_Written task_
Below are the records; pull every line that includes "Observed".
-- START Source records --
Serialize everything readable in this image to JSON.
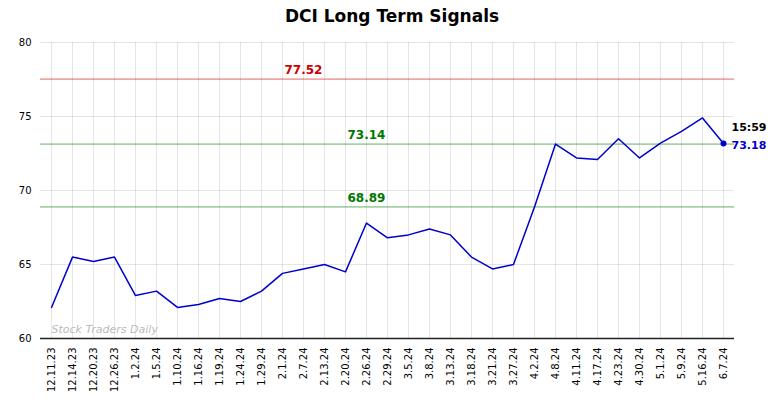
{
  "chart_data": {
    "type": "line",
    "title": "DCI Long Term Signals",
    "categories": [
      "12.11.23",
      "12.14.23",
      "12.20.23",
      "12.26.23",
      "1.2.24",
      "1.5.24",
      "1.10.24",
      "1.16.24",
      "1.19.24",
      "1.24.24",
      "1.29.24",
      "2.1.24",
      "2.7.24",
      "2.13.24",
      "2.20.24",
      "2.26.24",
      "2.29.24",
      "3.5.24",
      "3.8.24",
      "3.13.24",
      "3.18.24",
      "3.21.24",
      "3.27.24",
      "4.2.24",
      "4.8.24",
      "4.11.24",
      "4.17.24",
      "4.23.24",
      "4.30.24",
      "5.1.24",
      "5.9.24",
      "5.16.24",
      "6.7.24"
    ],
    "values": [
      62.1,
      65.5,
      65.2,
      65.5,
      62.9,
      63.2,
      62.1,
      62.3,
      62.7,
      62.5,
      63.2,
      64.4,
      64.7,
      65.0,
      64.5,
      67.8,
      66.8,
      67.0,
      67.4,
      67.0,
      65.5,
      64.7,
      65.0,
      68.89,
      73.14,
      72.2,
      72.1,
      73.5,
      72.2,
      73.2,
      74.0,
      74.9,
      73.18
    ],
    "color": "#0000cc",
    "ylim": [
      60,
      80
    ],
    "yticks": [
      60,
      65,
      70,
      75,
      80
    ],
    "grid": true,
    "reference_lines": [
      {
        "value": 77.52,
        "label": "77.52",
        "color": "#cc0000"
      },
      {
        "value": 73.14,
        "label": "73.14",
        "color": "#007700"
      },
      {
        "value": 68.89,
        "label": "68.89",
        "color": "#007700"
      }
    ],
    "end_label": "15:59",
    "end_value_label": "73.18",
    "watermark": "Stock Traders Daily"
  }
}
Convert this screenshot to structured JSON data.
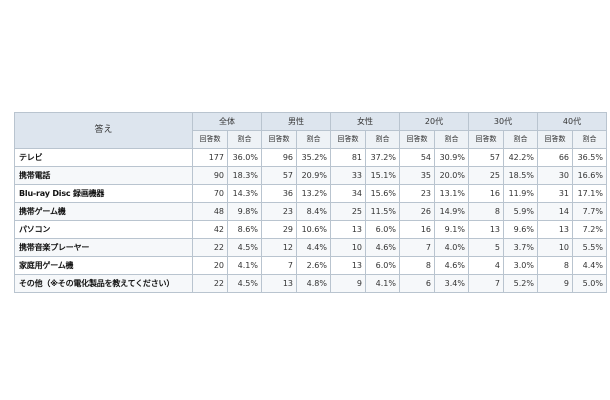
{
  "colors": {
    "header_bg": "#dde5ee",
    "subheader_bg": "#eef2f6",
    "border": "#b9c4cf",
    "stripe": "#f6f8fa"
  },
  "table": {
    "answer_header": "答え",
    "groups": [
      "全体",
      "男性",
      "女性",
      "20代",
      "30代",
      "40代"
    ],
    "sub_headers": {
      "count": "回答数",
      "ratio": "割合"
    },
    "rows": [
      {
        "answer": "テレビ",
        "cells": [
          [
            "177",
            "36.0%"
          ],
          [
            "96",
            "35.2%"
          ],
          [
            "81",
            "37.2%"
          ],
          [
            "54",
            "30.9%"
          ],
          [
            "57",
            "42.2%"
          ],
          [
            "66",
            "36.5%"
          ]
        ]
      },
      {
        "answer": "携帯電話",
        "cells": [
          [
            "90",
            "18.3%"
          ],
          [
            "57",
            "20.9%"
          ],
          [
            "33",
            "15.1%"
          ],
          [
            "35",
            "20.0%"
          ],
          [
            "25",
            "18.5%"
          ],
          [
            "30",
            "16.6%"
          ]
        ]
      },
      {
        "answer": "Blu-ray Disc 録画機器",
        "cells": [
          [
            "70",
            "14.3%"
          ],
          [
            "36",
            "13.2%"
          ],
          [
            "34",
            "15.6%"
          ],
          [
            "23",
            "13.1%"
          ],
          [
            "16",
            "11.9%"
          ],
          [
            "31",
            "17.1%"
          ]
        ]
      },
      {
        "answer": "携帯ゲーム機",
        "cells": [
          [
            "48",
            "9.8%"
          ],
          [
            "23",
            "8.4%"
          ],
          [
            "25",
            "11.5%"
          ],
          [
            "26",
            "14.9%"
          ],
          [
            "8",
            "5.9%"
          ],
          [
            "14",
            "7.7%"
          ]
        ]
      },
      {
        "answer": "パソコン",
        "cells": [
          [
            "42",
            "8.6%"
          ],
          [
            "29",
            "10.6%"
          ],
          [
            "13",
            "6.0%"
          ],
          [
            "16",
            "9.1%"
          ],
          [
            "13",
            "9.6%"
          ],
          [
            "13",
            "7.2%"
          ]
        ]
      },
      {
        "answer": "携帯音楽プレーヤー",
        "cells": [
          [
            "22",
            "4.5%"
          ],
          [
            "12",
            "4.4%"
          ],
          [
            "10",
            "4.6%"
          ],
          [
            "7",
            "4.0%"
          ],
          [
            "5",
            "3.7%"
          ],
          [
            "10",
            "5.5%"
          ]
        ]
      },
      {
        "answer": "家庭用ゲーム機",
        "cells": [
          [
            "20",
            "4.1%"
          ],
          [
            "7",
            "2.6%"
          ],
          [
            "13",
            "6.0%"
          ],
          [
            "8",
            "4.6%"
          ],
          [
            "4",
            "3.0%"
          ],
          [
            "8",
            "4.4%"
          ]
        ]
      },
      {
        "answer": "その他（※その電化製品を教えてください）",
        "cells": [
          [
            "22",
            "4.5%"
          ],
          [
            "13",
            "4.8%"
          ],
          [
            "9",
            "4.1%"
          ],
          [
            "6",
            "3.4%"
          ],
          [
            "7",
            "5.2%"
          ],
          [
            "9",
            "5.0%"
          ]
        ]
      }
    ]
  }
}
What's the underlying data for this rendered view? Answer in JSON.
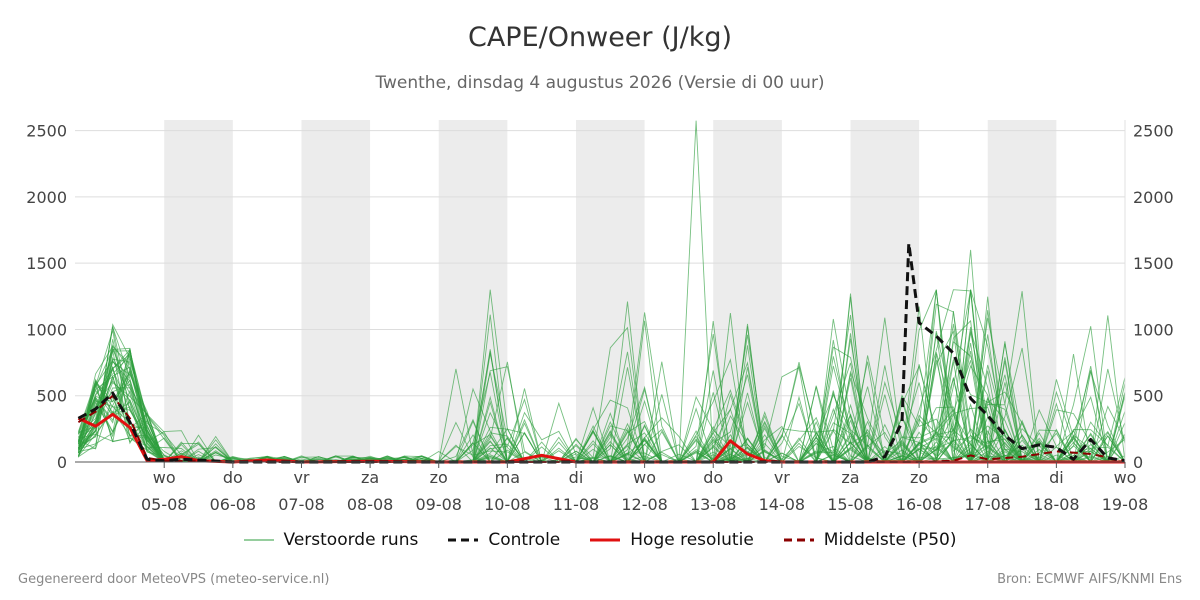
{
  "title": "CAPE/Onweer (J/kg)",
  "subtitle": "Twenthe, dinsdag  4 augustus 2026 (Versie di 00 uur)",
  "footer": {
    "left": "Gegenereerd door MeteoVPS (meteo-service.nl)",
    "right": "Bron: ECMWF AIFS/KNMI Ens"
  },
  "colors": {
    "members": "#2e9e3e",
    "control": "#111111",
    "hires": "#e01010",
    "median": "#8b0000",
    "shade": "#ececec",
    "grid": "#dddddd"
  },
  "legend": [
    {
      "key": "members",
      "label": "Verstoorde runs",
      "style": "thin"
    },
    {
      "key": "control",
      "label": "Controle",
      "style": "dashed"
    },
    {
      "key": "hires",
      "label": "Hoge resolutie",
      "style": "solid"
    },
    {
      "key": "median",
      "label": "Middelste (P50)",
      "style": "dashed"
    }
  ],
  "chart_data": {
    "type": "line",
    "x_unit": "days since 2026-08-04 00 UTC",
    "xlim": [
      -0.3,
      15.0
    ],
    "ylim": [
      0,
      2580
    ],
    "yticks": [
      0,
      500,
      1000,
      1500,
      2000,
      2500
    ],
    "grid": true,
    "legend_position": "bottom",
    "shaded_days": [
      [
        1,
        2
      ],
      [
        3,
        4
      ],
      [
        5,
        6
      ],
      [
        7,
        8
      ],
      [
        9,
        10
      ],
      [
        11,
        12
      ],
      [
        13,
        14
      ]
    ],
    "x_ticks": [
      {
        "x": 1,
        "day": "wo",
        "date": "05-08"
      },
      {
        "x": 2,
        "day": "do",
        "date": "06-08"
      },
      {
        "x": 3,
        "day": "vr",
        "date": "07-08"
      },
      {
        "x": 4,
        "day": "za",
        "date": "08-08"
      },
      {
        "x": 5,
        "day": "zo",
        "date": "09-08"
      },
      {
        "x": 6,
        "day": "ma",
        "date": "10-08"
      },
      {
        "x": 7,
        "day": "di",
        "date": "11-08"
      },
      {
        "x": 8,
        "day": "wo",
        "date": "12-08"
      },
      {
        "x": 9,
        "day": "do",
        "date": "13-08"
      },
      {
        "x": 10,
        "day": "vr",
        "date": "14-08"
      },
      {
        "x": 11,
        "day": "za",
        "date": "15-08"
      },
      {
        "x": 12,
        "day": "zo",
        "date": "16-08"
      },
      {
        "x": 13,
        "day": "ma",
        "date": "17-08"
      },
      {
        "x": 14,
        "day": "di",
        "date": "18-08"
      },
      {
        "x": 15,
        "day": "wo",
        "date": "19-08"
      }
    ],
    "series": [
      {
        "name": "Controle",
        "key": "control",
        "x": [
          -0.25,
          0,
          0.25,
          0.5,
          0.75,
          1,
          1.25,
          1.5,
          2,
          3,
          4,
          5,
          6,
          7,
          8,
          9,
          10,
          10.5,
          11,
          11.25,
          11.5,
          11.75,
          11.85,
          12,
          12.25,
          12.5,
          12.75,
          13,
          13.25,
          13.5,
          13.75,
          14,
          14.25,
          14.5,
          14.75,
          15
        ],
        "y": [
          330,
          400,
          520,
          300,
          20,
          10,
          20,
          15,
          0,
          0,
          0,
          0,
          0,
          0,
          0,
          0,
          0,
          0,
          0,
          0,
          40,
          300,
          1650,
          1050,
          950,
          820,
          480,
          350,
          200,
          100,
          130,
          110,
          20,
          170,
          30,
          10
        ]
      },
      {
        "name": "Hoge resolutie",
        "key": "hires",
        "x": [
          -0.25,
          0,
          0.25,
          0.5,
          0.75,
          1,
          1.25,
          1.5,
          2,
          2.5,
          3,
          4,
          5,
          6,
          6.5,
          7,
          8,
          9,
          9.25,
          9.5,
          9.75,
          10,
          11,
          12,
          13,
          14,
          15
        ],
        "y": [
          330,
          270,
          360,
          260,
          10,
          20,
          40,
          10,
          0,
          15,
          0,
          5,
          0,
          0,
          50,
          0,
          0,
          0,
          160,
          60,
          10,
          0,
          0,
          0,
          0,
          0,
          0
        ]
      },
      {
        "name": "Middelste (P50)",
        "key": "median",
        "x": [
          -0.25,
          0,
          0.25,
          0.5,
          0.75,
          1,
          1.5,
          2,
          3,
          4,
          5,
          6,
          7,
          8,
          9,
          10,
          11,
          11.5,
          12,
          12.5,
          12.75,
          13,
          13.5,
          14,
          14.5,
          15
        ],
        "y": [
          300,
          380,
          500,
          330,
          30,
          10,
          10,
          0,
          0,
          0,
          0,
          0,
          0,
          0,
          0,
          0,
          0,
          0,
          0,
          10,
          50,
          20,
          40,
          80,
          60,
          10
        ]
      }
    ],
    "members_note": "Verstoorde runs: ensemble of ~50 thin green lines, values 0–2580 J/kg"
  }
}
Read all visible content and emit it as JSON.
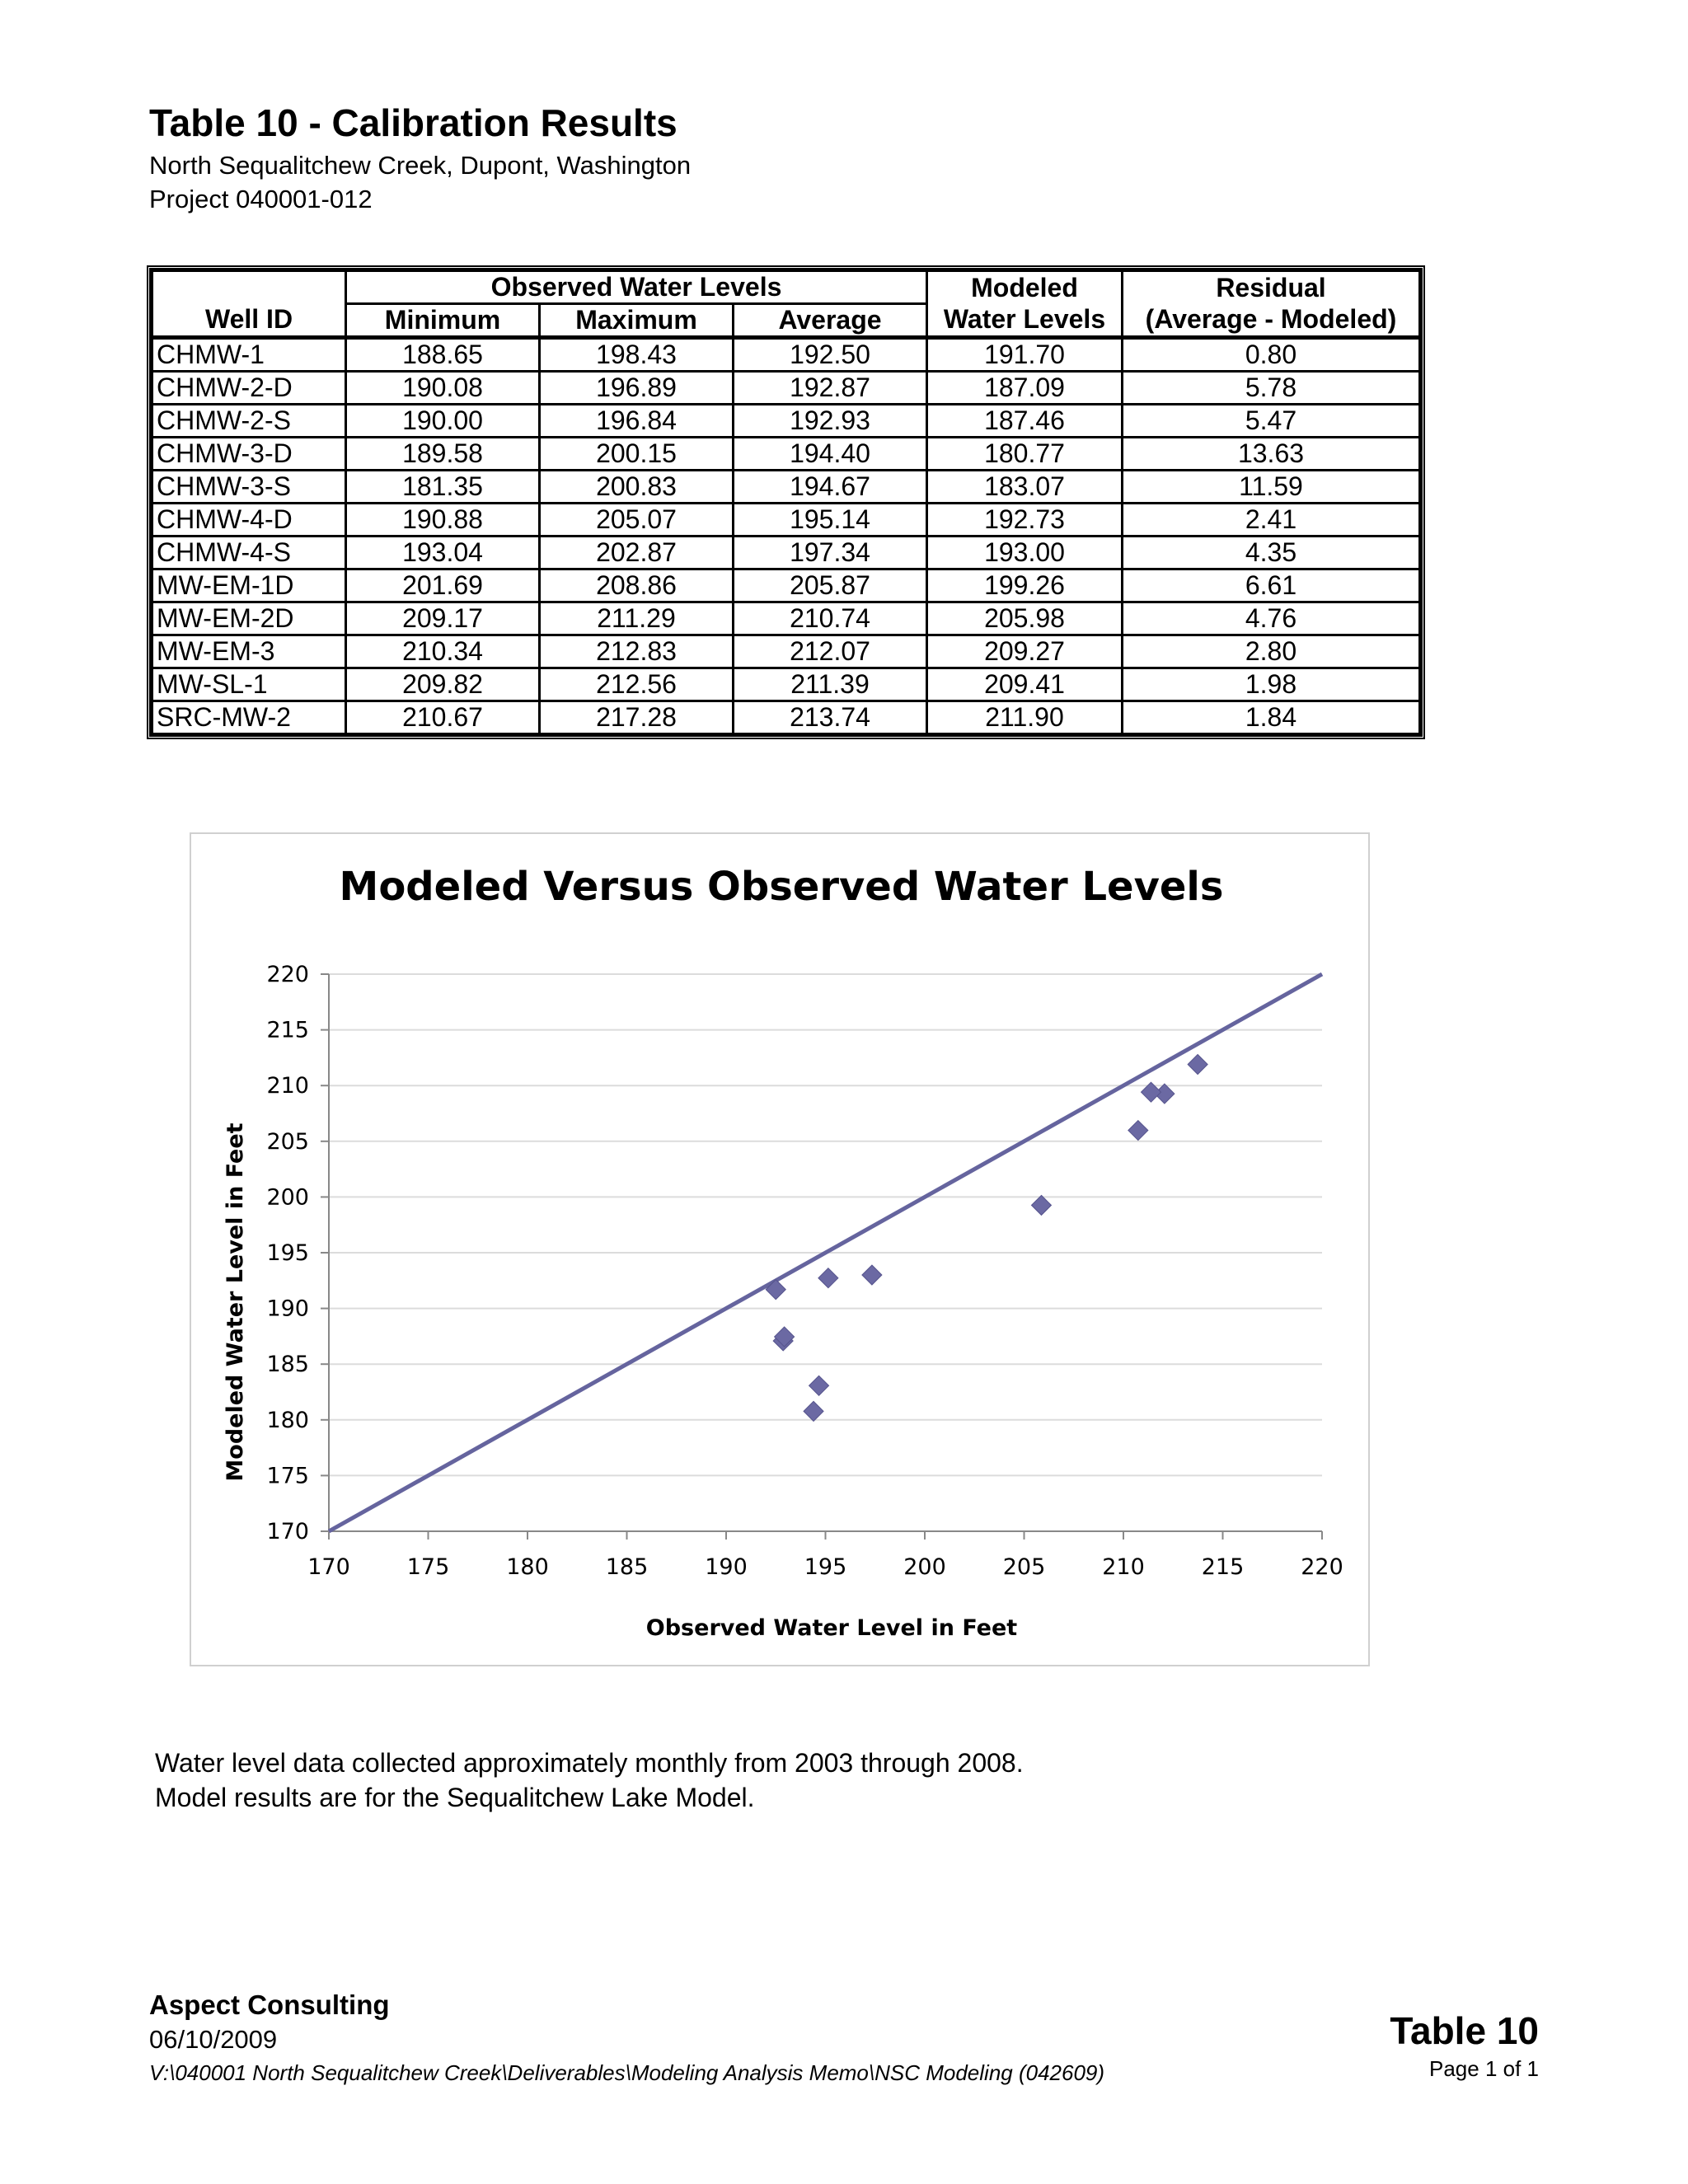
{
  "document": {
    "title": "Table 10 - Calibration Results",
    "subtitle_lines": [
      "North Sequalitchew Creek, Dupont, Washington",
      "Project 040001-012"
    ]
  },
  "table": {
    "headers": {
      "well_id": "Well ID",
      "observed_group": "Observed Water Levels",
      "minimum": "Minimum",
      "maximum": "Maximum",
      "average": "Average",
      "modeled_line1": "Modeled",
      "modeled_line2": "Water Levels",
      "residual_line1": "Residual",
      "residual_line2": "(Average - Modeled)"
    },
    "rows": [
      {
        "well": "CHMW-1",
        "min": "188.65",
        "max": "198.43",
        "avg": "192.50",
        "modeled": "191.70",
        "residual": "0.80"
      },
      {
        "well": "CHMW-2-D",
        "min": "190.08",
        "max": "196.89",
        "avg": "192.87",
        "modeled": "187.09",
        "residual": "5.78"
      },
      {
        "well": "CHMW-2-S",
        "min": "190.00",
        "max": "196.84",
        "avg": "192.93",
        "modeled": "187.46",
        "residual": "5.47"
      },
      {
        "well": "CHMW-3-D",
        "min": "189.58",
        "max": "200.15",
        "avg": "194.40",
        "modeled": "180.77",
        "residual": "13.63"
      },
      {
        "well": "CHMW-3-S",
        "min": "181.35",
        "max": "200.83",
        "avg": "194.67",
        "modeled": "183.07",
        "residual": "11.59"
      },
      {
        "well": "CHMW-4-D",
        "min": "190.88",
        "max": "205.07",
        "avg": "195.14",
        "modeled": "192.73",
        "residual": "2.41"
      },
      {
        "well": "CHMW-4-S",
        "min": "193.04",
        "max": "202.87",
        "avg": "197.34",
        "modeled": "193.00",
        "residual": "4.35"
      },
      {
        "well": "MW-EM-1D",
        "min": "201.69",
        "max": "208.86",
        "avg": "205.87",
        "modeled": "199.26",
        "residual": "6.61"
      },
      {
        "well": "MW-EM-2D",
        "min": "209.17",
        "max": "211.29",
        "avg": "210.74",
        "modeled": "205.98",
        "residual": "4.76"
      },
      {
        "well": "MW-EM-3",
        "min": "210.34",
        "max": "212.83",
        "avg": "212.07",
        "modeled": "209.27",
        "residual": "2.80"
      },
      {
        "well": "MW-SL-1",
        "min": "209.82",
        "max": "212.56",
        "avg": "211.39",
        "modeled": "209.41",
        "residual": "1.98"
      },
      {
        "well": "SRC-MW-2",
        "min": "210.67",
        "max": "217.28",
        "avg": "213.74",
        "modeled": "211.90",
        "residual": "1.84"
      }
    ]
  },
  "chart_data": {
    "type": "scatter",
    "title": "Modeled Versus Observed Water Levels",
    "xlabel": "Observed Water Level in Feet",
    "ylabel": "Modeled Water Level in Feet",
    "xlim": [
      170,
      220
    ],
    "ylim": [
      170,
      220
    ],
    "xticks": [
      170,
      175,
      180,
      185,
      190,
      195,
      200,
      205,
      210,
      215,
      220
    ],
    "yticks": [
      170,
      175,
      180,
      185,
      190,
      195,
      200,
      205,
      210,
      215,
      220
    ],
    "grid": "horizontal",
    "legend": "none",
    "marker_color": "#6b69a3",
    "line_color": "#65649e",
    "reference_line": {
      "x": [
        170,
        220
      ],
      "y": [
        170,
        220
      ]
    },
    "points": [
      {
        "x": 192.5,
        "y": 191.7
      },
      {
        "x": 192.87,
        "y": 187.09
      },
      {
        "x": 192.93,
        "y": 187.46
      },
      {
        "x": 194.4,
        "y": 180.77
      },
      {
        "x": 194.67,
        "y": 183.07
      },
      {
        "x": 195.14,
        "y": 192.73
      },
      {
        "x": 197.34,
        "y": 193.0
      },
      {
        "x": 205.87,
        "y": 199.26
      },
      {
        "x": 210.74,
        "y": 205.98
      },
      {
        "x": 212.07,
        "y": 209.27
      },
      {
        "x": 211.39,
        "y": 209.41
      },
      {
        "x": 213.74,
        "y": 211.9
      }
    ]
  },
  "notes": [
    "Water level data collected approximately monthly from 2003 through 2008.",
    "Model results are for the Sequalitchew Lake Model."
  ],
  "footer": {
    "company": "Aspect Consulting",
    "date": "06/10/2009",
    "path": "V:\\040001 North Sequalitchew Creek\\Deliverables\\Modeling Analysis Memo\\NSC Modeling (042609)",
    "table_label": "Table 10",
    "page": "Page  1 of 1"
  }
}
-- END Source records --
_Solution for this task_
      "observed_group": "Observed Water Levels",
    "title": "Modeled Versus Observed Water Levels",
    "xlabel": "Observed Water Level in Feet",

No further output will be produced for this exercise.